• [AIM OF THE TASK]
Repeat the entire listing exactly.

(Data entries)
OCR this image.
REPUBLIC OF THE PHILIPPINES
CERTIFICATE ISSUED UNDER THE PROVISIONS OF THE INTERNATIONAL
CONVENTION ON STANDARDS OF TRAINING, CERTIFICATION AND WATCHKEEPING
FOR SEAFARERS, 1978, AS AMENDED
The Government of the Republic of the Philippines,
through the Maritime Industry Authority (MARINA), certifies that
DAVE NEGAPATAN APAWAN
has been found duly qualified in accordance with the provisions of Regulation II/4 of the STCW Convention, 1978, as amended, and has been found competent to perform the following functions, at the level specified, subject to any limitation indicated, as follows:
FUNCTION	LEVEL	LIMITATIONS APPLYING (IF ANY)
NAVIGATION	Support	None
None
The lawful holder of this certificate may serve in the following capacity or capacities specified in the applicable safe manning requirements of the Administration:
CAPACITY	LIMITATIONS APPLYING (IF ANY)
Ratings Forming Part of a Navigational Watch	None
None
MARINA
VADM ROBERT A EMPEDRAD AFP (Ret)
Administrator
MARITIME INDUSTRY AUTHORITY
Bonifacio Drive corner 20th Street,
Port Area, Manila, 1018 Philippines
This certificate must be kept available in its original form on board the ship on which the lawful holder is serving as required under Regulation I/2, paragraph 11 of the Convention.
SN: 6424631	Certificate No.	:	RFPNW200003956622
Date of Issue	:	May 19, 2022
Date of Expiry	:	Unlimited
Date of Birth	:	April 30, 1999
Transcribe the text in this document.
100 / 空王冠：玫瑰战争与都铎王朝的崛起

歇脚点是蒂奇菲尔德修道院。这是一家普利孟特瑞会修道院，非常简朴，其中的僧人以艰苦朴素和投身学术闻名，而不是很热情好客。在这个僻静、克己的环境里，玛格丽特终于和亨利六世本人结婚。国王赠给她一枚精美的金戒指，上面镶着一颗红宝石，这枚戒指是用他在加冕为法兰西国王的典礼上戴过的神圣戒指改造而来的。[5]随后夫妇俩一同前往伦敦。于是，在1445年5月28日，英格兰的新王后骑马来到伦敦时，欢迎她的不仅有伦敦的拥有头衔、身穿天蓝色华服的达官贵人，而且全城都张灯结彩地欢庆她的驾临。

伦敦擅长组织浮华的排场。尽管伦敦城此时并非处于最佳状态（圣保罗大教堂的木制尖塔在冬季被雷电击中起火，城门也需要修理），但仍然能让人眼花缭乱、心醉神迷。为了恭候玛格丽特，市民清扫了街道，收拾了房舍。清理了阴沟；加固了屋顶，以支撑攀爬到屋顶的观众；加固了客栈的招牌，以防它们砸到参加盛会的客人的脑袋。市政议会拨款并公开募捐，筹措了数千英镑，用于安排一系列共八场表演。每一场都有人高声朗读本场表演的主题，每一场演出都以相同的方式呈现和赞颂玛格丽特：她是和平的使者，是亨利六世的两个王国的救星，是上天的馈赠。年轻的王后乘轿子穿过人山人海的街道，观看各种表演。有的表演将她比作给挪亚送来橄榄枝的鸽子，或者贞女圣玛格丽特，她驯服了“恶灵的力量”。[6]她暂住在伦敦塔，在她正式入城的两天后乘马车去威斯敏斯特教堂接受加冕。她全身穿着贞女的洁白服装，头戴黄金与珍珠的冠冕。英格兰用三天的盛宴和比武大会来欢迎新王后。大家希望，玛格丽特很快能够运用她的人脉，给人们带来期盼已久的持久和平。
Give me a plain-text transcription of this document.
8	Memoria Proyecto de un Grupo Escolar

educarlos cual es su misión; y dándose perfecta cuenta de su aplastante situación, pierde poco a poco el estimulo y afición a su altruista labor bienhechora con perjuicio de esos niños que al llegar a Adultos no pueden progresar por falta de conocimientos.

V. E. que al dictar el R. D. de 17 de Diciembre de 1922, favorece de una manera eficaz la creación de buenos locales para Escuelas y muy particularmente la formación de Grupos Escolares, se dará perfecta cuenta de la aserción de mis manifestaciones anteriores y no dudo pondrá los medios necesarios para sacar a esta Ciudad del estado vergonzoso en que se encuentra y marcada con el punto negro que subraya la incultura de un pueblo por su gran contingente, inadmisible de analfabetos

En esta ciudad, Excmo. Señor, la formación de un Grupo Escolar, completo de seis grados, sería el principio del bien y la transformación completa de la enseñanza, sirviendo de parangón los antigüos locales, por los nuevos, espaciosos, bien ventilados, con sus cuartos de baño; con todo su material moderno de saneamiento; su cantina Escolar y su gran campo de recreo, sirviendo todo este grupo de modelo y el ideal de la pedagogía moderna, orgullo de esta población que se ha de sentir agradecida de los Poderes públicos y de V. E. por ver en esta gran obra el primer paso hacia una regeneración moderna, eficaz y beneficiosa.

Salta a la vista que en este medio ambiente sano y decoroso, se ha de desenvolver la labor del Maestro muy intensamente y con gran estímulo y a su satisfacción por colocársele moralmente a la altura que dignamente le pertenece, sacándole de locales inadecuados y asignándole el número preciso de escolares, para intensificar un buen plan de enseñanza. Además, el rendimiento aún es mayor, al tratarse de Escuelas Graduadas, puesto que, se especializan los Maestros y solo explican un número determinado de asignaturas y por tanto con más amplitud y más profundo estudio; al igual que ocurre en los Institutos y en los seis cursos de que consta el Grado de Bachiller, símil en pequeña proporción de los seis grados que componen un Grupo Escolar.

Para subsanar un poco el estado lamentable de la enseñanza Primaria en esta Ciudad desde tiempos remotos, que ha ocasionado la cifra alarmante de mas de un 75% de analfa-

• [EXERCISE RESULT]
OCR this image.
REPUBLIC OF THE PHILIPPINES
CERTIFICATE ISSUED UNDER THE PROVISIONS OF THE INTERNATIONAL
CONVENTION ON STANDARDS OF TRAINING, CERTIFICATION AND WATCHKEEPING
FOR SEAFARERS, 1978, AS AMENDED
The Government of the Republic of the Philippines,
through the Maritime Industry Authority (MARINA), certifies that
DAVE NEGAPATAN APAWAN
has been found duly qualified in accordance with the provisions of Regulation II/4 of the STCW Convention, 1978, as amended, and has been found competent to perform the following functions, at the level specified, subject to any limitation indicated, as follows:
FUNCTION	LEVEL	LIMITATIONS APPLYING (IF ANY)
NAVIGATION	Support	None
None
The lawful holder of this certificate may serve in the following capacity or capacities specified in the applicable safe manning requirements of the Administration:
CAPACITY	LIMITATIONS APPLYING (IF ANY)
Ratings Forming Part of a Navigational Watch	None
None
MARINA
VADM ROBERT A EMPEDRAD AFP (Ret)
Administrator
MARITIME INDUSTRY AUTHORITY
Bonifacio Drive corner 20th Street,
Port Area, Manila, 1018 Philippines
This certificate must be kept available in its original form on board the ship on which the lawful holder is serving as required under Regulation I/2, paragraph 11 of the Convention.
SN: 6424631	Certificate No.	:	RFPNW200003956622
Date of Issue	:	May 19, 2022
Date of Expiry	:	Unlimited
Date of Birth	:	April 30, 1999
Transcribe the text in this document.
100 / 空王冠：玫瑰战争与都铎王朝的崛起

歇脚点是蒂奇菲尔德修道院。这是一家普利孟特瑞会修道院，非常简朴，其中的僧人以艰苦朴素和投身学术闻名，而不是很热情好客。在这个僻静、克己的环境里，玛格丽特终于和亨利六世本人结婚。国王赠给她一枚精美的金戒指，上面镶着一颗红宝石，这枚戒指是用他在加冕为法兰西国王的典礼上戴过的神圣戒指改造而来的。[5]随后夫妇俩一同前往伦敦。于是，在1445年5月28日，英格兰的新王后骑马来到伦敦时，欢迎她的不仅有伦敦的拥有头衔、身穿天蓝色华服的达官贵人，而且全城都张灯结彩地欢庆她的驾临。

伦敦擅长组织浮华的排场。尽管伦敦城此时并非处于最佳状态（圣保罗大教堂的木制尖塔在冬季被雷电击中起火，城门也需要修理），但仍然能让人眼花缭乱、心醉神迷。为了恭候玛格丽特，市民清扫了街道，收拾了房舍。清理了阴沟；加固了屋顶，以支撑攀爬到屋顶的观众；加固了客栈的招牌，以防它们砸到参加盛会的客人的脑袋。市政议会拨款并公开募捐，筹措了数千英镑，用于安排一系列共八场表演。每一场都有人高声朗读本场表演的主题，每一场演出都以相同的方式呈现和赞颂玛格丽特：她是和平的使者，是亨利六世的两个王国的救星，是上天的馈赠。年轻的王后乘轿子穿过人山人海的街道，观看各种表演。有的表演将她比作给挪亚送来橄榄枝的鸽子，或者贞女圣玛格丽特，她驯服了“恶灵的力量”。[6]她暂住在伦敦塔，在她正式入城的两天后乘马车去威斯敏斯特教堂接受加冕。她全身穿着贞女的洁白服装，头戴黄金与珍珠的冠冕。英格兰用三天的盛宴和比武大会来欢迎新王后。大家希望，玛格丽特很快能够运用她的人脉，给人们带来期盼已久的持久和平。
Give me a plain-text transcription of this document.
8	Memoria Proyecto de un Grupo Escolar

educarlos cual es su misión; y dándose perfecta cuenta de su aplastante situación, pierde poco a poco el estimulo y afición a su altruista labor bienhechora con perjuicio de esos niños que al llegar a Adultos no pueden progresar por falta de conocimientos.

V. E. que al dictar el R. D. de 17 de Diciembre de 1922, favorece de una manera eficaz la creación de buenos locales para Escuelas y muy particularmente la formación de Grupos Escolares, se dará perfecta cuenta de la aserción de mis manifestaciones anteriores y no dudo pondrá los medios necesarios para sacar a esta Ciudad del estado vergonzoso en que se encuentra y marcada con el punto negro que subraya la incultura de un pueblo por su gran contingente, inadmisible de analfabetos

En esta ciudad, Excmo. Señor, la formación de un Grupo Escolar, completo de seis grados, sería el principio del bien y la transformación completa de la enseñanza, sirviendo de parangón los antigüos locales, por los nuevos, espaciosos, bien ventilados, con sus cuartos de baño; con todo su material moderno de saneamiento; su cantina Escolar y su gran campo de recreo, sirviendo todo este grupo de modelo y el ideal de la pedagogía moderna, orgullo de esta población que se ha de sentir agradecida de los Poderes públicos y de V. E. por ver en esta gran obra el primer paso hacia una regeneración moderna, eficaz y beneficiosa.

Salta a la vista que en este medio ambiente sano y decoroso, se ha de desenvolver la labor del Maestro muy intensamente y con gran estímulo y a su satisfacción por colocársele moralmente a la altura que dignamente le pertenece, sacándole de locales inadecuados y asignándole el número preciso de escolares, para intensificar un buen plan de enseñanza. Además, el rendimiento aún es mayor, al tratarse de Escuelas Graduadas, puesto que, se especializan los Maestros y solo explican un número determinado de asignaturas y por tanto con más amplitud y más profundo estudio; al igual que ocurre en los Institutos y en los seis cursos de que consta el Grado de Bachiller, símil en pequeña proporción de los seis grados que componen un Grupo Escolar.

Para subsanar un poco el estado lamentable de la enseñanza Primaria en esta Ciudad desde tiempos remotos, que ha ocasionado la cifra alarmante de mas de un 75% de analfa-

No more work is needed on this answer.